» SHORT TASK
For the material that follows, list every line containing the word "Distribution".

» DATASET EXCERPTS

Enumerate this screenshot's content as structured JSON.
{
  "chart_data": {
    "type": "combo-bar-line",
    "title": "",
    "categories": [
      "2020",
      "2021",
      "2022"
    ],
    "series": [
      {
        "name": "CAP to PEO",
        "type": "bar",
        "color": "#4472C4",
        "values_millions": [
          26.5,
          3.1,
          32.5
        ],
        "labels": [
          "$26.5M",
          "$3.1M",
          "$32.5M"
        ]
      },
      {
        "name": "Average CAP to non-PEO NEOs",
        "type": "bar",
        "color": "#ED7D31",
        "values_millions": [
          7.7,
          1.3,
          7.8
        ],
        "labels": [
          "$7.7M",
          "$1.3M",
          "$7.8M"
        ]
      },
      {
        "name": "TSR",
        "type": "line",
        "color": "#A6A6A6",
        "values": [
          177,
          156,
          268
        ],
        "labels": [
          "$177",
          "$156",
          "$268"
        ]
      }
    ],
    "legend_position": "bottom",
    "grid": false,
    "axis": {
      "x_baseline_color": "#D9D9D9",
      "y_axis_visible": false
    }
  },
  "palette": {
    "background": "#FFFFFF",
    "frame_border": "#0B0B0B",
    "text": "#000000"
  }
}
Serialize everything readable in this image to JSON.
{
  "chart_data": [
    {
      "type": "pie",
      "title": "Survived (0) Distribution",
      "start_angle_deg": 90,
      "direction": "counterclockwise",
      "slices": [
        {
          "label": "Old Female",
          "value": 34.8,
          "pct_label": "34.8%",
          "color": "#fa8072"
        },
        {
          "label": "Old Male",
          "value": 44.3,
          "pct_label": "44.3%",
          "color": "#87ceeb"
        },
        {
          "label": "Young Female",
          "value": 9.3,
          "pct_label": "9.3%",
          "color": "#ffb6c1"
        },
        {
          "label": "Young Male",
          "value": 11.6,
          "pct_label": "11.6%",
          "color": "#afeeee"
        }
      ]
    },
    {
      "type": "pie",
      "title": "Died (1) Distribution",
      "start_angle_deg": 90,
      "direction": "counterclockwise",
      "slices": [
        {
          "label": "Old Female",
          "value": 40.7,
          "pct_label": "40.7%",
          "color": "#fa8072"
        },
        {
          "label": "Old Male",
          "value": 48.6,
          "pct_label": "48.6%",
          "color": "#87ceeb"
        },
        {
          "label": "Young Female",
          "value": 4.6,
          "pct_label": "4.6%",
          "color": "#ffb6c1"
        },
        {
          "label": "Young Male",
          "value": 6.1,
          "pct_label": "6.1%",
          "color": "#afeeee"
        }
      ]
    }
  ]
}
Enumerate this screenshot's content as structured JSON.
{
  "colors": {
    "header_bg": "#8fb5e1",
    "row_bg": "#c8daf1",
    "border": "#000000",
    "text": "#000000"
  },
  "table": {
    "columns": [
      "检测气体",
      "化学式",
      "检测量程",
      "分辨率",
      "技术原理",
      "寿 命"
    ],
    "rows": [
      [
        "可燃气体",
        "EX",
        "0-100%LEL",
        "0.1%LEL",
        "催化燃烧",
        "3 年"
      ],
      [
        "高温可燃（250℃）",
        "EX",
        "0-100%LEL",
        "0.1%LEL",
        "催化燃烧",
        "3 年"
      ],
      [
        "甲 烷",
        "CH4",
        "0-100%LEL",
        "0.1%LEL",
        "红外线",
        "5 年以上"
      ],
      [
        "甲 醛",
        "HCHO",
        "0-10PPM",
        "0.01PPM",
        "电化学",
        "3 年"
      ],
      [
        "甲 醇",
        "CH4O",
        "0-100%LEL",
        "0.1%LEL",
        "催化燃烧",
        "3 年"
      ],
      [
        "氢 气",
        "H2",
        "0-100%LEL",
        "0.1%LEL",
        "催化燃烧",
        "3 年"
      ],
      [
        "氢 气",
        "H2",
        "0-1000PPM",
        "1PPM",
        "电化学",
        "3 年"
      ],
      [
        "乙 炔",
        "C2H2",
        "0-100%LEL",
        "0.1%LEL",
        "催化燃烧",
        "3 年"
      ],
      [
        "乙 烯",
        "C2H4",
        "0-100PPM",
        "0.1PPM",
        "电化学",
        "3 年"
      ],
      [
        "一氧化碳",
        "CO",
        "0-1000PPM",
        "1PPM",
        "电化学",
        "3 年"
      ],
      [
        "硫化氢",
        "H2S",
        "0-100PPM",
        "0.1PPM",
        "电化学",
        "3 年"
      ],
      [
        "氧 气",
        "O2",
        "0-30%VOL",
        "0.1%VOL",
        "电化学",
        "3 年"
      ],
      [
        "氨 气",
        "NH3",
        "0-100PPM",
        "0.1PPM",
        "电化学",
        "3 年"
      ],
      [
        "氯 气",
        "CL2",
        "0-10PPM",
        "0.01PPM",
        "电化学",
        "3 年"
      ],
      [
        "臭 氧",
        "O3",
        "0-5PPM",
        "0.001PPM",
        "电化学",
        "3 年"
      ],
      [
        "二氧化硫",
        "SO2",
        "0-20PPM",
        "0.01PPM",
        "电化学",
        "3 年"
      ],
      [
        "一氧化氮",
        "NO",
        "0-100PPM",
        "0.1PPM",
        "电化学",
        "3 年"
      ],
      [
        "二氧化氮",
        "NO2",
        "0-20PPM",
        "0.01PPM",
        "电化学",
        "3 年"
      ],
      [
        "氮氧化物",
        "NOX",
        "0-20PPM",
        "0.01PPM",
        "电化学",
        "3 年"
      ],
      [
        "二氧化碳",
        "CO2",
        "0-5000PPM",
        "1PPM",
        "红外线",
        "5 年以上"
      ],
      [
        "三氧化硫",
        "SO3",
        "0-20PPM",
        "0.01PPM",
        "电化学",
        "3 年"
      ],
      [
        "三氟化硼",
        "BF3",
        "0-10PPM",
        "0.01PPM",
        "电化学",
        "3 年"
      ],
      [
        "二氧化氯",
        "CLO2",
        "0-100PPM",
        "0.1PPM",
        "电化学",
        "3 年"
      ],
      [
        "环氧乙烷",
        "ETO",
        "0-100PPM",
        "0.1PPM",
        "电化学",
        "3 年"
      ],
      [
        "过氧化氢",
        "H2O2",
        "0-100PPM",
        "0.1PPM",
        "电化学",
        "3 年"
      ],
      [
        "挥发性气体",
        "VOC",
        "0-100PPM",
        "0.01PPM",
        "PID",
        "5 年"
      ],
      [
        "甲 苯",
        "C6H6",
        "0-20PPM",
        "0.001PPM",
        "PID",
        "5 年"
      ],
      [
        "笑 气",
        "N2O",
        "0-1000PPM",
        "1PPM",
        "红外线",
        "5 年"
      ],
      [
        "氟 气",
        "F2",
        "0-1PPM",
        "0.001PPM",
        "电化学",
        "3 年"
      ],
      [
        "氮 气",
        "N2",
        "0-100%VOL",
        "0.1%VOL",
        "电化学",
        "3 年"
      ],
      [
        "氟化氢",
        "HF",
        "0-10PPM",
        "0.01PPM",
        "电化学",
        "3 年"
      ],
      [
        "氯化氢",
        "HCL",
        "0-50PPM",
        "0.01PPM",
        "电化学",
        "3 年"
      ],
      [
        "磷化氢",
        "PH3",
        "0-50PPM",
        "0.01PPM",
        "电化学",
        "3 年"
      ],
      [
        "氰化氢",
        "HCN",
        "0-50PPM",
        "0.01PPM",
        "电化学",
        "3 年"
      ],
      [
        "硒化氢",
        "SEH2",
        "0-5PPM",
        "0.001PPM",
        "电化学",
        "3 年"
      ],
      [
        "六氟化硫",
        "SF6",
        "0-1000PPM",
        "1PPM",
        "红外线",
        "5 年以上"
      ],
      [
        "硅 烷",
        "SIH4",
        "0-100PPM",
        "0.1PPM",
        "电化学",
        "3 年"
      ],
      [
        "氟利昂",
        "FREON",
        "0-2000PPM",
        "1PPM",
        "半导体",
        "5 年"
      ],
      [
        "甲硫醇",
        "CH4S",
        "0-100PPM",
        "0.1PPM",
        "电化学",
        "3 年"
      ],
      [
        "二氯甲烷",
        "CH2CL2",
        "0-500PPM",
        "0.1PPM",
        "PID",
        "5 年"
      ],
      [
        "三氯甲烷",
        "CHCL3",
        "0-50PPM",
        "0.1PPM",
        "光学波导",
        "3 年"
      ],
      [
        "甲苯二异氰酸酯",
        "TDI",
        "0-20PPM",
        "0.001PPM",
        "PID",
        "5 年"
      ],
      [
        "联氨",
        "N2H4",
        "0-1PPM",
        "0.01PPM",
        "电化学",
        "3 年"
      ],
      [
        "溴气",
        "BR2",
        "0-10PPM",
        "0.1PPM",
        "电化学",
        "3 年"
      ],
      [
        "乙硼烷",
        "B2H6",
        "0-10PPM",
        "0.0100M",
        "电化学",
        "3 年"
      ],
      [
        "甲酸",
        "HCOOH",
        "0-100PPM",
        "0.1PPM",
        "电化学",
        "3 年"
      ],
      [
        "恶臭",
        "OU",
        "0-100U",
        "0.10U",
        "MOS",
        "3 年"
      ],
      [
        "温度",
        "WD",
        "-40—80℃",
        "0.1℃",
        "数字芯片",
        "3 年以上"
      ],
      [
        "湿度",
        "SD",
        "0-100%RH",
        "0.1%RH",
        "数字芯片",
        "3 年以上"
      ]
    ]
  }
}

» RESULT OF THE EXERCISE
      "title": "Survived (0) Distribution",
      "title": "Died (1) Distribution",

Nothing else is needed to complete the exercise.